Leonardo da Vinci ci ha consegnato la Gioconda, che è, da secoli, più di un ritratto : è un simbolo. Si è fatta l’ipotesi che possa esservi, in questa donna, il cui sguardo incrocia quello di milioni di visitatori, ancora oggi, sua madre. Cosa può essere l’intuizione, e quale possa essere il perché di una scelta iconografica come quella di Leonardo per la Gioconda, è un quesito affascinante. Secondo Eric Neuman, la Gioconda rappresenta l’ermafrodito e l’androgino, cioè la ricerca della fusione tra le componenti opposte della psiche, il simbolo di una totalità, una sizigia. Leonardo, uomo assetato di scienza, avrebbe inseguito l’imagine di una unione tra elemento maschile e elemento femminile, una condizione primordiale, che appartiene a un’entità autoindifferenziata. Neumann utilizza le immagini simbolo di archetipo della Grande Madre, per esempio nell’iconografia dell’Antico Egitto, era spesso raffigurata la dea madre con attributi quali il fallo e la barba. Erano immagini che contenevano la stessa ambivalenza spessa attribuita alla Gioconda. Questo approccio transpersonale a Leonardo fa emergere ancora di più la potenza dualistica del suo genio creativo. Nel suo lavoro su Leonardo, “Leonardo da Vinci and the Mother Archetype”, Neumann suggerisce che il genio di molti grandi artisti uomini risiede nel loro aver dato espressione all’anima, o parte femminile del loro inconscio, attraverso le forme artistiche e le convenzioni che trovarono disponibili al loro tempo. Il creativo è spesso fissato allo stadio matriarcale della psiche. Resta a un livello di bisessualità che gli consente di restare in contatto con le due componenti. Come per Henry Moore, Neumann osserva che la proposta figurativa di Leonardo riesce a far tornare lo spettatore a uno stadio infantile che è utile a predisporlo a uan visione più ricettiva e emozionale ; favorirebbe una « partecipazione mistica » di grande valore sul piano della conoscenza profonda di sé.

L'individuo deve riuscire a creare un varco nella sua psiche, deve come creare una fessura, un crepaccio. La regressione aiuta a fare questo esercizio, a patto di non restarvici schiacciati dentro, ma di esserne consapevoli.

È come se una parte di noi dovesse andare in pezzi, per creare, e per conoscere. Spezzarsi, prestarsi a una scissione. Il bellissimo libro di Stefano Massini, Manhattan Project, racconta la storia del cosiddetto clan degli ungheresi, ebrei espatriati oltreoceno, scienziati e uomini di ingegno, che negli anni ‘30 lasciarono l’Europa delle dittature rampanti per scappare negli Stati Uniti, e lì essere implicati nella costruzione della prima arma di distruzione di massa. C’è molto in questa frase di uno dei protagonisti : « l’uranio, per essere uranio, ha bisogno di tutti e due, del 238 che resta intero e del 235 che va in pezzi. (…) Non vince nessuno dei due : io, come ogni atomo, esisto nell’equilibrio fra questo e quello, nel loro girarsi intorno. » (Massini, Manhattan Project, p.103)

■ **Dati di partenza**

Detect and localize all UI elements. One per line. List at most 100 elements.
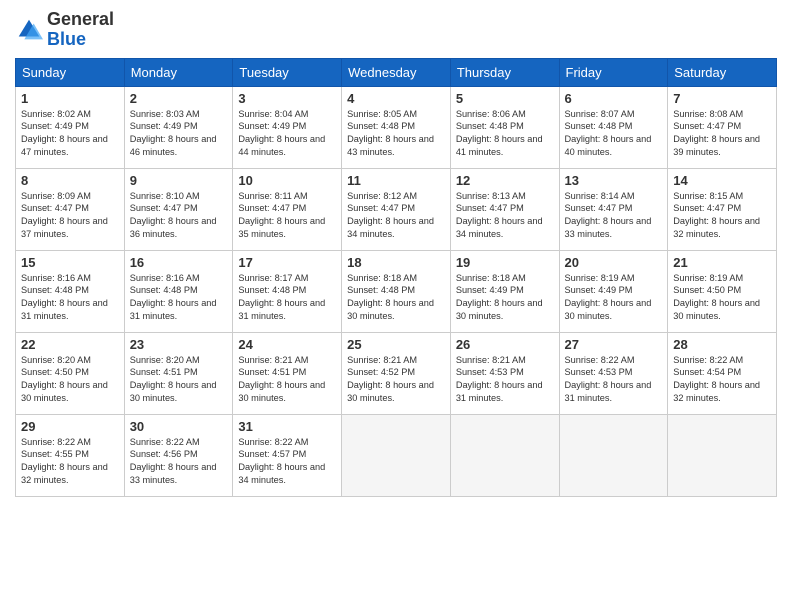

■ **Elenco dei compiti**
a: Nel brano su Leonardo e la Gioconda, quali attributi aveva spesso la dea madre nell'iconografia dell'Antico Egitto?
b: Continua il brano su Leonardo e la Gioconda dal punto in cui si interrompe.

■ **Risultati dei compiti**
a: Il fallo e la barba.

b:
Dunque spezzarsi, ma anche saper ritornare uniti. Un’arma potente, di più, una ricchezza. Una capacità che rende capaci di affrontare molte paure. E che rende creativi.

Possiamo vedere questo movimento dinamico della psiche creativa, che passa per una presa di rischio, “un’invenzione”, sia stato portante in Leonardo. Le sue “macchine” sono invenzioni, per il mestiere della guerra e delle armi, ma anche per il mestiere della scoperta scientifica. Dobbiamo a Leonardo avanzamenti tecnici, scientifici e artistici che forse nessuno ha potuto realizzare in una sola vita.

 

 

La Croce

Davanti a una croce ci si sofferma, invariabilmente. L’effetto che fa è lo stesso, da più di duemila anni. Un mistero si annuncia alla vista di una croce. Rievoca un dolore, un sacrificio. È il segno di una presenza umana che tiene in conto l’importanza delle avversità, dei pericoli, dei percorsi difficili. È il segno che c’è una passione.

Non è solo un’immagine legata alla religione. Certo, le generazioni precedenti conservavano spesso immaginette e rosari. Ma la croce è quel modo di rappresentarsi plasticamente un cammino faticoso e sofferto. Portare una croce, è una condizione, che evochiamo con questa simbolo, ancora oggi, e che ci fa sentire consistenti, vivi, ancorché nel dolore.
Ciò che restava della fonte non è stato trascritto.